**Work instructions**: Keep the images out and copy every entry below exactly.

**Data shown**:
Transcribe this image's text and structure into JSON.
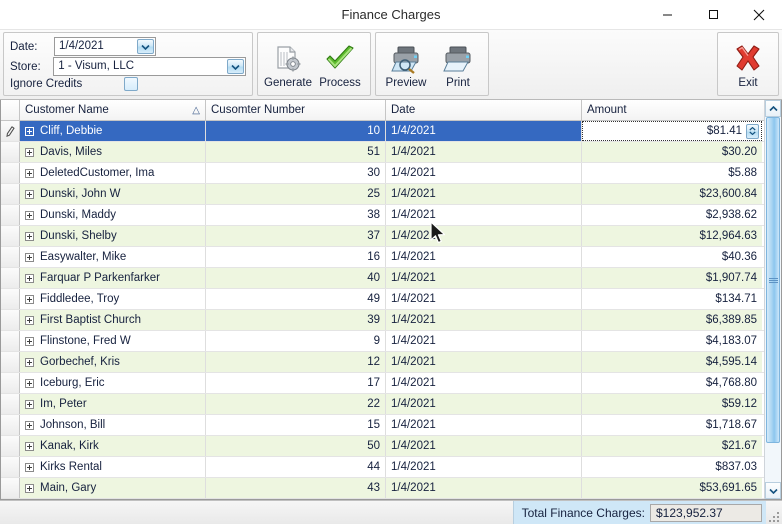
{
  "window": {
    "title": "Finance Charges",
    "minimize_label": "Minimize",
    "maximize_label": "Maximize",
    "close_label": "Close"
  },
  "toolbar": {
    "date_label": "Date:",
    "date_value": "1/4/2021",
    "store_label": "Store:",
    "store_value": "1 - Visum, LLC",
    "ignore_credits_label": "Ignore Credits",
    "ignore_credits_checked": false,
    "buttons": [
      {
        "label": "Generate",
        "icon": "document-gear-icon"
      },
      {
        "label": "Process",
        "icon": "green-check-icon"
      },
      {
        "label": "Preview",
        "icon": "printer-preview-icon"
      },
      {
        "label": "Print",
        "icon": "printer-icon"
      },
      {
        "label": "Exit",
        "icon": "red-x-icon"
      }
    ]
  },
  "grid": {
    "columns": [
      {
        "key": "name",
        "label": "Customer Name",
        "sort": "△"
      },
      {
        "key": "num",
        "label": "Cusomter Number",
        "sort": ""
      },
      {
        "key": "date",
        "label": "Date",
        "sort": ""
      },
      {
        "key": "amt",
        "label": "Amount",
        "sort": ""
      }
    ],
    "rows": [
      {
        "name": "Cliff, Debbie",
        "num": "10",
        "date": "1/4/2021",
        "amt": "$81.41",
        "selected": true,
        "editing": true
      },
      {
        "name": "Davis, Miles",
        "num": "51",
        "date": "1/4/2021",
        "amt": "$30.20",
        "selected": false,
        "editing": false
      },
      {
        "name": "DeletedCustomer, Ima",
        "num": "30",
        "date": "1/4/2021",
        "amt": "$5.88",
        "selected": false,
        "editing": false
      },
      {
        "name": "Dunski, John W",
        "num": "25",
        "date": "1/4/2021",
        "amt": "$23,600.84",
        "selected": false,
        "editing": false
      },
      {
        "name": "Dunski, Maddy",
        "num": "38",
        "date": "1/4/2021",
        "amt": "$2,938.62",
        "selected": false,
        "editing": false
      },
      {
        "name": "Dunski, Shelby",
        "num": "37",
        "date": "1/4/2021",
        "amt": "$12,964.63",
        "selected": false,
        "editing": false
      },
      {
        "name": "Easywalter, Mike",
        "num": "16",
        "date": "1/4/2021",
        "amt": "$40.36",
        "selected": false,
        "editing": false
      },
      {
        "name": "Farquar P Parkenfarker",
        "num": "40",
        "date": "1/4/2021",
        "amt": "$1,907.74",
        "selected": false,
        "editing": false
      },
      {
        "name": "Fiddledee, Troy",
        "num": "49",
        "date": "1/4/2021",
        "amt": "$134.71",
        "selected": false,
        "editing": false
      },
      {
        "name": "First Baptist Church",
        "num": "39",
        "date": "1/4/2021",
        "amt": "$6,389.85",
        "selected": false,
        "editing": false
      },
      {
        "name": "Flinstone, Fred W",
        "num": "9",
        "date": "1/4/2021",
        "amt": "$4,183.07",
        "selected": false,
        "editing": false
      },
      {
        "name": "Gorbechef, Kris",
        "num": "12",
        "date": "1/4/2021",
        "amt": "$4,595.14",
        "selected": false,
        "editing": false
      },
      {
        "name": "Iceburg, Eric",
        "num": "17",
        "date": "1/4/2021",
        "amt": "$4,768.80",
        "selected": false,
        "editing": false
      },
      {
        "name": "Im, Peter",
        "num": "22",
        "date": "1/4/2021",
        "amt": "$59.12",
        "selected": false,
        "editing": false
      },
      {
        "name": "Johnson, Bill",
        "num": "15",
        "date": "1/4/2021",
        "amt": "$1,718.67",
        "selected": false,
        "editing": false
      },
      {
        "name": "Kanak, Kirk",
        "num": "50",
        "date": "1/4/2021",
        "amt": "$21.67",
        "selected": false,
        "editing": false
      },
      {
        "name": "Kirks Rental",
        "num": "44",
        "date": "1/4/2021",
        "amt": "$837.03",
        "selected": false,
        "editing": false
      },
      {
        "name": "Main, Gary",
        "num": "43",
        "date": "1/4/2021",
        "amt": "$53,691.65",
        "selected": false,
        "editing": false
      }
    ]
  },
  "statusbar": {
    "total_label": "Total Finance Charges:",
    "total_value": "$123,952.37"
  },
  "colors": {
    "selection": "#3569c1",
    "row_alt": "#eef6e0",
    "status_panel": "#cfe7f7"
  }
}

**Task output**:
Transcribe this image's text and structure into JSON.
{
  "window": {
    "title": "Finance Charges",
    "minimize_label": "Minimize",
    "maximize_label": "Maximize",
    "close_label": "Close"
  },
  "toolbar": {
    "date_label": "Date:",
    "date_value": "1/4/2021",
    "store_label": "Store:",
    "store_value": "1 - Visum, LLC",
    "ignore_credits_label": "Ignore Credits",
    "ignore_credits_checked": false,
    "buttons": [
      {
        "label": "Generate",
        "icon": "document-gear-icon"
      },
      {
        "label": "Process",
        "icon": "green-check-icon"
      },
      {
        "label": "Preview",
        "icon": "printer-preview-icon"
      },
      {
        "label": "Print",
        "icon": "printer-icon"
      },
      {
        "label": "Exit",
        "icon": "red-x-icon"
      }
    ]
  },
  "grid": {
    "columns": [
      {
        "key": "name",
        "label": "Customer Name",
        "sort": "△"
      },
      {
        "key": "num",
        "label": "Cusomter Number",
        "sort": ""
      },
      {
        "key": "date",
        "label": "Date",
        "sort": ""
      },
      {
        "key": "amt",
        "label": "Amount",
        "sort": ""
      }
    ],
    "rows": [
      {
        "name": "Cliff, Debbie",
        "num": "10",
        "date": "1/4/2021",
        "amt": "$81.41",
        "selected": true,
        "editing": true
      },
      {
        "name": "Davis, Miles",
        "num": "51",
        "date": "1/4/2021",
        "amt": "$30.20",
        "selected": false,
        "editing": false
      },
      {
        "name": "DeletedCustomer, Ima",
        "num": "30",
        "date": "1/4/2021",
        "amt": "$5.88",
        "selected": false,
        "editing": false
      },
      {
        "name": "Dunski, John W",
        "num": "25",
        "date": "1/4/2021",
        "amt": "$23,600.84",
        "selected": false,
        "editing": false
      },
      {
        "name": "Dunski, Maddy",
        "num": "38",
        "date": "1/4/2021",
        "amt": "$2,938.62",
        "selected": false,
        "editing": false
      },
      {
        "name": "Dunski, Shelby",
        "num": "37",
        "date": "1/4/2021",
        "amt": "$12,964.63",
        "selected": false,
        "editing": false
      },
      {
        "name": "Easywalter, Mike",
        "num": "16",
        "date": "1/4/2021",
        "amt": "$40.36",
        "selected": false,
        "editing": false
      },
      {
        "name": "Farquar P Parkenfarker",
        "num": "40",
        "date": "1/4/2021",
        "amt": "$1,907.74",
        "selected": false,
        "editing": false
      },
      {
        "name": "Fiddledee, Troy",
        "num": "49",
        "date": "1/4/2021",
        "amt": "$134.71",
        "selected": false,
        "editing": false
      },
      {
        "name": "First Baptist Church",
        "num": "39",
        "date": "1/4/2021",
        "amt": "$6,389.85",
        "selected": false,
        "editing": false
      },
      {
        "name": "Flinstone, Fred W",
        "num": "9",
        "date": "1/4/2021",
        "amt": "$4,183.07",
        "selected": false,
        "editing": false
      },
      {
        "name": "Gorbechef, Kris",
        "num": "12",
        "date": "1/4/2021",
        "amt": "$4,595.14",
        "selected": false,
        "editing": false
      },
      {
        "name": "Iceburg, Eric",
        "num": "17",
        "date": "1/4/2021",
        "amt": "$4,768.80",
        "selected": false,
        "editing": false
      },
      {
        "name": "Im, Peter",
        "num": "22",
        "date": "1/4/2021",
        "amt": "$59.12",
        "selected": false,
        "editing": false
      },
      {
        "name": "Johnson, Bill",
        "num": "15",
        "date": "1/4/2021",
        "amt": "$1,718.67",
        "selected": false,
        "editing": false
      },
      {
        "name": "Kanak, Kirk",
        "num": "50",
        "date": "1/4/2021",
        "amt": "$21.67",
        "selected": false,
        "editing": false
      },
      {
        "name": "Kirks Rental",
        "num": "44",
        "date": "1/4/2021",
        "amt": "$837.03",
        "selected": false,
        "editing": false
      },
      {
        "name": "Main, Gary",
        "num": "43",
        "date": "1/4/2021",
        "amt": "$53,691.65",
        "selected": false,
        "editing": false
      }
    ]
  },
  "statusbar": {
    "total_label": "Total Finance Charges:",
    "total_value": "$123,952.37"
  },
  "colors": {
    "selection": "#3569c1",
    "row_alt": "#eef6e0",
    "status_panel": "#cfe7f7"
  }
}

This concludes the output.